GOAL OF THE EXERCISE: Return each line holding the string "الوهم".

*** DATA SECTION ***

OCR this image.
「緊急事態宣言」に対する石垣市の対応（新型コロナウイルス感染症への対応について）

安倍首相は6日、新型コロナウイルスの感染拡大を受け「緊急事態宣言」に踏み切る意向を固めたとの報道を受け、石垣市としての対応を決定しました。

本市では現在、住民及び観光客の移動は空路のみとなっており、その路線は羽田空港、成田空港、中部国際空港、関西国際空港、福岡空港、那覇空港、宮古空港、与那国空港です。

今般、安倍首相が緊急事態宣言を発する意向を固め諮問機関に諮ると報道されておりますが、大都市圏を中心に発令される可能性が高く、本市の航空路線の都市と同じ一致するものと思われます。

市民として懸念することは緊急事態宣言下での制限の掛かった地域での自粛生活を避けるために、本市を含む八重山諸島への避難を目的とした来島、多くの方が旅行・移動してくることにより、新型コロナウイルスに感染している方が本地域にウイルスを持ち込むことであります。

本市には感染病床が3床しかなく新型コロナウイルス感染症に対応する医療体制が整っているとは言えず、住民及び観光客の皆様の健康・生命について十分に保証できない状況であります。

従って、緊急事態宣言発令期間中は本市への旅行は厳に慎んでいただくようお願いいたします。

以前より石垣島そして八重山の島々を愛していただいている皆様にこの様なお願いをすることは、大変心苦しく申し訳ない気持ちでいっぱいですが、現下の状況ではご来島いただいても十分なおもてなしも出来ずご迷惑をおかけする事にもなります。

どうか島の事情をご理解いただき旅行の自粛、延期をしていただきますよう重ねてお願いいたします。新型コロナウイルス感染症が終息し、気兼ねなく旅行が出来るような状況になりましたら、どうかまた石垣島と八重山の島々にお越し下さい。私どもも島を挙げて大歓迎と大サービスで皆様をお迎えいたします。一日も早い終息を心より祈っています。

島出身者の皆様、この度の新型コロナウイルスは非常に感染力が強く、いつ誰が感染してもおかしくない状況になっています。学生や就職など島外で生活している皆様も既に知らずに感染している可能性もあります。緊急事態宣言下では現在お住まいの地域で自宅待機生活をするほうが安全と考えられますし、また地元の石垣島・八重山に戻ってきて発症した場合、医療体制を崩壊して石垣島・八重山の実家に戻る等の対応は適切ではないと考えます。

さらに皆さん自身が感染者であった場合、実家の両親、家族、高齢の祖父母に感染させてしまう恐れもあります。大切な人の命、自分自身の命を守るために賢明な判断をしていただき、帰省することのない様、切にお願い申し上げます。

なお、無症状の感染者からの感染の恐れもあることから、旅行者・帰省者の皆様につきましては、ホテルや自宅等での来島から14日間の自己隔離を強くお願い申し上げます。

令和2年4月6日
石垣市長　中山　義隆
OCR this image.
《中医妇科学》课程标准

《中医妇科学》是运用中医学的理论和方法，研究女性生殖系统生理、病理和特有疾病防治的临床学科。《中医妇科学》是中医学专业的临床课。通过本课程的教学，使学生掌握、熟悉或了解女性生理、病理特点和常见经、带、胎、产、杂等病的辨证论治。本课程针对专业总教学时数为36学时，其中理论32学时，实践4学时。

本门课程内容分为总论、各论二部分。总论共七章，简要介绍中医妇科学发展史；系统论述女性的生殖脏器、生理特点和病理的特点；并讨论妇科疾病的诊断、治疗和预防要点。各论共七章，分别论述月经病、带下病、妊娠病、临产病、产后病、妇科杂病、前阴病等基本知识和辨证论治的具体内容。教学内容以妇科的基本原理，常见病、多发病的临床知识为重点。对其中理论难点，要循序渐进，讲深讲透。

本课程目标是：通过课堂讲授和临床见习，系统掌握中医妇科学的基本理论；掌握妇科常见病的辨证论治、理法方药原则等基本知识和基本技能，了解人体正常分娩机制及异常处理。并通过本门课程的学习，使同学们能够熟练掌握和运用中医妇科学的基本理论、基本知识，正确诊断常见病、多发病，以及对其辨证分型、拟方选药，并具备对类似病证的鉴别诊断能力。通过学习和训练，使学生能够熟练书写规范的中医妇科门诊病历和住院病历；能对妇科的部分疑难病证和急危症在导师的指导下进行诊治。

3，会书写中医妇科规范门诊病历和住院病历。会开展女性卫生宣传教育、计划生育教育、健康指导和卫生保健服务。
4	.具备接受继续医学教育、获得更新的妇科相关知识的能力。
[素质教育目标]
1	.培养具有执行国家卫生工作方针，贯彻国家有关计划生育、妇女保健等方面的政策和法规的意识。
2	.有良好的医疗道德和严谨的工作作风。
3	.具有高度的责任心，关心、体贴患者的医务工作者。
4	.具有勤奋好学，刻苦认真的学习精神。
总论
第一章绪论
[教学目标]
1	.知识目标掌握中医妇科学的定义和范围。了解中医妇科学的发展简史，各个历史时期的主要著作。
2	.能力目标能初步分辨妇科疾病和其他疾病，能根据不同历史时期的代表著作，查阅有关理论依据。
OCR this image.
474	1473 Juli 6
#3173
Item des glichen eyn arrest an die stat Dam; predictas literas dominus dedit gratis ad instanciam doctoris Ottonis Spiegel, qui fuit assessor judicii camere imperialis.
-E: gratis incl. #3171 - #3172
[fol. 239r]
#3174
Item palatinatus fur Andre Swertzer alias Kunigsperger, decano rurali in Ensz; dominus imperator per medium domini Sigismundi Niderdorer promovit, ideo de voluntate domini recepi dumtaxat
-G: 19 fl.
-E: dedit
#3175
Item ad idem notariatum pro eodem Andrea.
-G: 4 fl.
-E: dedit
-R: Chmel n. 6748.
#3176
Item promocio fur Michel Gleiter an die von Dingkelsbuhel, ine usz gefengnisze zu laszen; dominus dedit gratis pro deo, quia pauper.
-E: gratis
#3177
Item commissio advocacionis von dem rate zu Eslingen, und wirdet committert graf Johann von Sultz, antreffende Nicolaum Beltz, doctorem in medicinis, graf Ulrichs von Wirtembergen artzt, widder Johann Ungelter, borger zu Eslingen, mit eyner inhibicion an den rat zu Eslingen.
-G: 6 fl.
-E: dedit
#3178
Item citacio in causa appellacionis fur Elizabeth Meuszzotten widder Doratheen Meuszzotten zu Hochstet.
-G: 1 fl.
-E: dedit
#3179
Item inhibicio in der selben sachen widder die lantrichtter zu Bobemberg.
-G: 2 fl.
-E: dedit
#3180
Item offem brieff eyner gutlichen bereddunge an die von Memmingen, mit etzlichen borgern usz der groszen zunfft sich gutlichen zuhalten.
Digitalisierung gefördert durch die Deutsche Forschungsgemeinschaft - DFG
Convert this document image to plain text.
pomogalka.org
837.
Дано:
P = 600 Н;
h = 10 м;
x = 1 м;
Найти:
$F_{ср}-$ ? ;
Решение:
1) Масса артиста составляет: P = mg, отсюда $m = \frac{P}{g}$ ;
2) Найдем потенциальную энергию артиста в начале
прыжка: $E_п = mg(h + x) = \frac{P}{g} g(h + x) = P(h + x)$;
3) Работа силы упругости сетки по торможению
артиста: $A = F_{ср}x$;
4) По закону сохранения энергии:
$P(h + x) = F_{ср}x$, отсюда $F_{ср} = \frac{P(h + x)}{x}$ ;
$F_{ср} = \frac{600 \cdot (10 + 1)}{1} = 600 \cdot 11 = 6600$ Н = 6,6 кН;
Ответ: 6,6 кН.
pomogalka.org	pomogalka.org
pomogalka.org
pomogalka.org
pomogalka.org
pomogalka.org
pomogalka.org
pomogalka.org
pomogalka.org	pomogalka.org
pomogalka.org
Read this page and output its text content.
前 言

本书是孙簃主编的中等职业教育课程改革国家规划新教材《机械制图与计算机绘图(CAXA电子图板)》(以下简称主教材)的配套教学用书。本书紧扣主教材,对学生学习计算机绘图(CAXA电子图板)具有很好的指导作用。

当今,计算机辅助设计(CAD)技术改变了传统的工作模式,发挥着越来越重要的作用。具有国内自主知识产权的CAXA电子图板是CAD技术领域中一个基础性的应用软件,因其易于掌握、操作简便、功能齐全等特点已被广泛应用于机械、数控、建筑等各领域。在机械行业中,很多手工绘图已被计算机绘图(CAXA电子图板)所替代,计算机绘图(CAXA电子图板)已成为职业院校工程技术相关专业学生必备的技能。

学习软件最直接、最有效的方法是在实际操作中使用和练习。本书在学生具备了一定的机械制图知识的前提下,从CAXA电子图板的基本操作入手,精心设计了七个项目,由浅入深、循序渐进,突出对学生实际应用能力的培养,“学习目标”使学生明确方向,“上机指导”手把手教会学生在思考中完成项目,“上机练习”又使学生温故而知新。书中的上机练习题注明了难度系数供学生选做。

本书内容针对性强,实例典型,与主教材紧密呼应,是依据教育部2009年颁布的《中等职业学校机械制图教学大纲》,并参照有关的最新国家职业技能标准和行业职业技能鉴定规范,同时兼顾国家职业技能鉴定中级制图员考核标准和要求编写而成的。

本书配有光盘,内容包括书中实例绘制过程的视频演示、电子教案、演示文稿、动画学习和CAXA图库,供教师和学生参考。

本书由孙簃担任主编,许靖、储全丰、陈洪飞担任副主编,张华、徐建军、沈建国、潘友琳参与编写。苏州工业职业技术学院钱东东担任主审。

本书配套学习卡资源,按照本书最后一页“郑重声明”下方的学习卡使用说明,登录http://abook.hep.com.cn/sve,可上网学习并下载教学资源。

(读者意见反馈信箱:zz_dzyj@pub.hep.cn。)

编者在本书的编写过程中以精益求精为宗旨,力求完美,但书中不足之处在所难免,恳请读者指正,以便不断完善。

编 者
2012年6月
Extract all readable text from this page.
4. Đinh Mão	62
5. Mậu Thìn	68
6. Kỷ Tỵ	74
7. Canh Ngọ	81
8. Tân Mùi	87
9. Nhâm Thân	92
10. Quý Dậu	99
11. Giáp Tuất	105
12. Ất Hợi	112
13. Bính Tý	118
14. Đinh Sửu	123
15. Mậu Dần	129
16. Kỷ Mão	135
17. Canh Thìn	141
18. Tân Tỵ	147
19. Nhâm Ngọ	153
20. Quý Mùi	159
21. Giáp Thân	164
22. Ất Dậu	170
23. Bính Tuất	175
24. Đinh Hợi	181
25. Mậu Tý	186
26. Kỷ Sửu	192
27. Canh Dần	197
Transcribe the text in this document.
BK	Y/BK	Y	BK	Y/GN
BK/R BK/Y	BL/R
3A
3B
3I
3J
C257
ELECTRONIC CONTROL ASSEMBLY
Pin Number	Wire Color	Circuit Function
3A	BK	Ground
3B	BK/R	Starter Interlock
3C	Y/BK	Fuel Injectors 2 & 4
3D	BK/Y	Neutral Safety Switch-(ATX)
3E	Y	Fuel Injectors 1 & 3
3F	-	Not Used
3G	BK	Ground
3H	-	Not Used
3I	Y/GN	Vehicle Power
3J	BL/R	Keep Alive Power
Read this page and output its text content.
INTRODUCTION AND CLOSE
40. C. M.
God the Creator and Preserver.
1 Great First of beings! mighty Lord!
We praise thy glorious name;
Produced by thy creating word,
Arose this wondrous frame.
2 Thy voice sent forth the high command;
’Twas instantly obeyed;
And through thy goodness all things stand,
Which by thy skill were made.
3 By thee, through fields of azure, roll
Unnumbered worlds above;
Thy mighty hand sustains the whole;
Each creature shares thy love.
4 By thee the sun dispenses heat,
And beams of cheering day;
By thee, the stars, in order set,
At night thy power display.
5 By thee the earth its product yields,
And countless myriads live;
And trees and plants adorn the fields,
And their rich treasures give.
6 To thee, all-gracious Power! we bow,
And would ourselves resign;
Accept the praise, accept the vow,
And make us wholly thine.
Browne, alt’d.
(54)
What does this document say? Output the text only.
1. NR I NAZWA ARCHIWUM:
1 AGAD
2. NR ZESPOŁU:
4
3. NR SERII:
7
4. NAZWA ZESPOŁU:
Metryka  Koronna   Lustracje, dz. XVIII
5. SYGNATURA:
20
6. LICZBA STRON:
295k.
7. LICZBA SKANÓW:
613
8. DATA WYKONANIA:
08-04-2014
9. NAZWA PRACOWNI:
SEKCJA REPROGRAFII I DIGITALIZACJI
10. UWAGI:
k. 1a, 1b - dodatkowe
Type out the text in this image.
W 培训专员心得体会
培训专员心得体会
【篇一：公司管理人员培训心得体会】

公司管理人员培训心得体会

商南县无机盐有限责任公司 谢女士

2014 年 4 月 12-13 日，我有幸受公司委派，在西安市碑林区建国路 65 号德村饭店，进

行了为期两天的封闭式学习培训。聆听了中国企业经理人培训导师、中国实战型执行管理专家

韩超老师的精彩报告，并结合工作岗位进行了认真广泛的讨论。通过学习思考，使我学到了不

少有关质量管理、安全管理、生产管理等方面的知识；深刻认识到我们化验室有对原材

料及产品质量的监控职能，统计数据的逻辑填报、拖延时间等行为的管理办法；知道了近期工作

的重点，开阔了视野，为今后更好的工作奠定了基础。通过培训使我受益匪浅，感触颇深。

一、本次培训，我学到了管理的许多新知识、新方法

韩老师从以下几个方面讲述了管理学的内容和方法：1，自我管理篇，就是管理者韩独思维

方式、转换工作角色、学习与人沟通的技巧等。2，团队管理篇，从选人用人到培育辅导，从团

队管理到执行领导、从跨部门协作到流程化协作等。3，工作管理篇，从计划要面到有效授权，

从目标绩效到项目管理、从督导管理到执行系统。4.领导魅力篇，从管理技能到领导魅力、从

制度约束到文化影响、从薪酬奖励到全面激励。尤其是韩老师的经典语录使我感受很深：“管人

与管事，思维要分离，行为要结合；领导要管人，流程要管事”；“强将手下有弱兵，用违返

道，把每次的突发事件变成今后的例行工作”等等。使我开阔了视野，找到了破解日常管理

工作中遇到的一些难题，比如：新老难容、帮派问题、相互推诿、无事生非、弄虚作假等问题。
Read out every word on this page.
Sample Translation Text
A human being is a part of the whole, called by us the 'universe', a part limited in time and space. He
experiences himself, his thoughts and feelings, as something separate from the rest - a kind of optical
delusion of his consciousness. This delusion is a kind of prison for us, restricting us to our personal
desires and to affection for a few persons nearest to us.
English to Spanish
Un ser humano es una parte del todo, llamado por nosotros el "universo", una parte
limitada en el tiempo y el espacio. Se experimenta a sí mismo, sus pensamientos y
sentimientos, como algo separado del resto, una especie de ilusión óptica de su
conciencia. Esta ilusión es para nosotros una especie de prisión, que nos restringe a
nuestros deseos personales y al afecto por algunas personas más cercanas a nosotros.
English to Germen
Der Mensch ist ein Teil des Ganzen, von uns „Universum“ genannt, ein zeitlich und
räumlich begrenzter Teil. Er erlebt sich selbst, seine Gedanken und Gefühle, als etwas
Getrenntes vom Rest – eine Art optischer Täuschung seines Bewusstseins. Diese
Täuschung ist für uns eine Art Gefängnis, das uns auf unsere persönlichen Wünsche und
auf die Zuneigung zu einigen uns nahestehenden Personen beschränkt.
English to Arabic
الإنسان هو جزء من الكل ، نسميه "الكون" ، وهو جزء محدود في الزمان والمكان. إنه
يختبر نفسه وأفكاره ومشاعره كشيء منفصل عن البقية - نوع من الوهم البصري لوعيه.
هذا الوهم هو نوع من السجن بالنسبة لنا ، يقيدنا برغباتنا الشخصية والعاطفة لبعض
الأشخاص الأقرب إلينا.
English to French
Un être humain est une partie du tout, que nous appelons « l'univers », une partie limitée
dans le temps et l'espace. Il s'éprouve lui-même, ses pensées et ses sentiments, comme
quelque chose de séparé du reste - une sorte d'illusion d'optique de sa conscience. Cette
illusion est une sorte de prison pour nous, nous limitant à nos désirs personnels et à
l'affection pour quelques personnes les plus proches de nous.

***

CORRECT RESULT:
يختبر نفسه وأفكاره ومشاعره كشيء منفصل عن البقية - نوع من الوهم البصري لوعيه.
هذا الوهم هو نوع من السجن بالنسبة لنا ، يقيدنا برغباتنا الشخصية والعاطفة لبعض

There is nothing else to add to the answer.